**Prompt:**
Where a line holds "photo", copy it.

::::

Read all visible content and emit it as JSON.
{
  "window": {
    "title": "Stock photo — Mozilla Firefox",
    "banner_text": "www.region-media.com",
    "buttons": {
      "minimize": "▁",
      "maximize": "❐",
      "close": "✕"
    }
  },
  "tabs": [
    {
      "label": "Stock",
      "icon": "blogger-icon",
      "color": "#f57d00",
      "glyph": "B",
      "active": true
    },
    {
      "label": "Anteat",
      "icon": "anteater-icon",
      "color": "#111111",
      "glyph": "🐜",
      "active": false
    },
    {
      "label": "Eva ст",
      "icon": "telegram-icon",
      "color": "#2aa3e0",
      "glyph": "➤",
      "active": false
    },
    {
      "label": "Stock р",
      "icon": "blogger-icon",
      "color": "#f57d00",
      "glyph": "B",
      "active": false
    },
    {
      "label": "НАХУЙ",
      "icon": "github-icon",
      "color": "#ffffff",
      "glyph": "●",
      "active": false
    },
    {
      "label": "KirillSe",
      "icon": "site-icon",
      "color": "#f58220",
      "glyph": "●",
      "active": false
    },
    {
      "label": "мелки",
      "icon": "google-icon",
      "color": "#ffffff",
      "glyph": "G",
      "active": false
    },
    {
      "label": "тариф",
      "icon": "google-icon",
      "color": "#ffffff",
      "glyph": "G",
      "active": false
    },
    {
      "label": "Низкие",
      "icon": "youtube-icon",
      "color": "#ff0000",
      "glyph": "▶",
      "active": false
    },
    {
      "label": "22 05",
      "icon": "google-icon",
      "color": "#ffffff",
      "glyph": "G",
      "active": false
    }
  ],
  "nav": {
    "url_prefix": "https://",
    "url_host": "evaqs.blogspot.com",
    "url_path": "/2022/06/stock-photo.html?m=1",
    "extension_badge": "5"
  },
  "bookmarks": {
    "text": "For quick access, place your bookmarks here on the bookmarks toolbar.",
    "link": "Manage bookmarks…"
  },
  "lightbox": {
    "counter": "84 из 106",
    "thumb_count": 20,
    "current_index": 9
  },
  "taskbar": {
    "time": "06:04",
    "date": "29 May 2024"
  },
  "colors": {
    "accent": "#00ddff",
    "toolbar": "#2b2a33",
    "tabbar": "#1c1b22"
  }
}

::::

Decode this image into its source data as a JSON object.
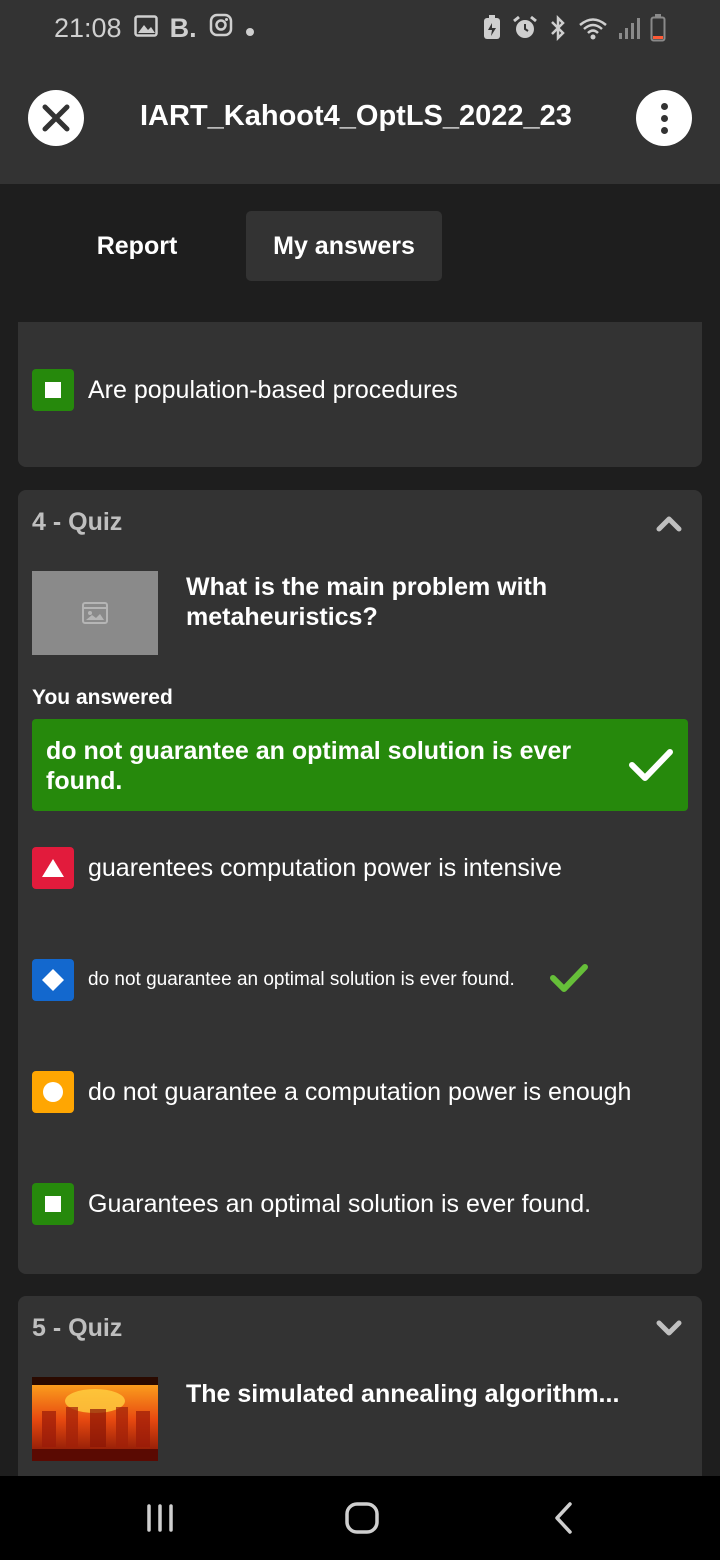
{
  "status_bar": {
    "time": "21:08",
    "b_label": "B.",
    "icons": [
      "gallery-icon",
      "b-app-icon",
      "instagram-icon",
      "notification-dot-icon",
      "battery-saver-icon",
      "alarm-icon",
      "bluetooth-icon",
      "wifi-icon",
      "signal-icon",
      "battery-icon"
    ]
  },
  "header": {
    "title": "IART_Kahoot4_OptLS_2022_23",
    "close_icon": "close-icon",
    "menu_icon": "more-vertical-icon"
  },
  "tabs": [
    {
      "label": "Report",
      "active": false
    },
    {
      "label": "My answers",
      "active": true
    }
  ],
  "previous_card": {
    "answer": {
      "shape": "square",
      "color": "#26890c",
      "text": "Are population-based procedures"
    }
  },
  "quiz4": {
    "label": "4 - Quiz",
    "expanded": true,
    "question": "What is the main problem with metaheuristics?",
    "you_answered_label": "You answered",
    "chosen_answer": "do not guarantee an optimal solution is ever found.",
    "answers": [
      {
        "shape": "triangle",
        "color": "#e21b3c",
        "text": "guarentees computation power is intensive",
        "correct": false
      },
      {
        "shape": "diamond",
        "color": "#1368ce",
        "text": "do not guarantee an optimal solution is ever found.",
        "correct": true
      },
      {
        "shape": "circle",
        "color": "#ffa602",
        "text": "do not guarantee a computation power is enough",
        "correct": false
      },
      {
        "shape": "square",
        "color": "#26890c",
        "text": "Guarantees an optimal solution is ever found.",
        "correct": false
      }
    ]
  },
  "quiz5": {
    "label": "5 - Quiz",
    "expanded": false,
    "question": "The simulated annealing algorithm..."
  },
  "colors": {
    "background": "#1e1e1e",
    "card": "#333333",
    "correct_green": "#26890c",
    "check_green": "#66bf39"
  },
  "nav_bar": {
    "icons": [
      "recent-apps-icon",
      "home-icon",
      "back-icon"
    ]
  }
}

::::

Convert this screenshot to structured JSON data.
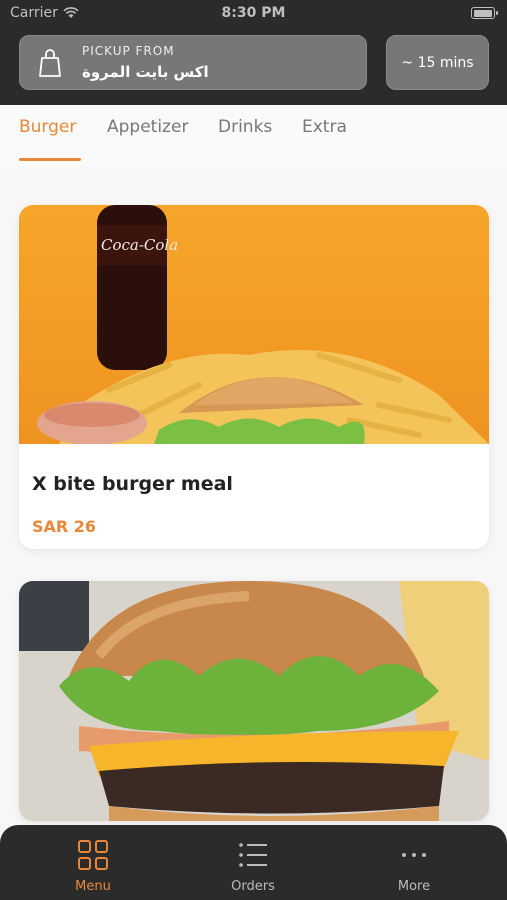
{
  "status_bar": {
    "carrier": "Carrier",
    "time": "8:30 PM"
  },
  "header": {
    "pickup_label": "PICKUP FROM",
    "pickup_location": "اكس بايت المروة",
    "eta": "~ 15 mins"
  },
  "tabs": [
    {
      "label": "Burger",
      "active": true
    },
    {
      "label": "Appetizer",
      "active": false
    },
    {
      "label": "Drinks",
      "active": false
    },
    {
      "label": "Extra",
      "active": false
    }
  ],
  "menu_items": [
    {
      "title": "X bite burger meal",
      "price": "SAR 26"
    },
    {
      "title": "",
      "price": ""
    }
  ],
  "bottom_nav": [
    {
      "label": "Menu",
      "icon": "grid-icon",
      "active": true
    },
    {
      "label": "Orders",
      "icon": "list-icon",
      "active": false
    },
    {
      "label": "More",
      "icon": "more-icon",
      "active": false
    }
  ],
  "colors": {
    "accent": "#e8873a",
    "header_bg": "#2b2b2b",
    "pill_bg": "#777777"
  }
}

::::

**Result:**
    "title": "Stock photo — Mozilla Firefox",
    "url_path": "/2022/06/stock-photo.html?m=1",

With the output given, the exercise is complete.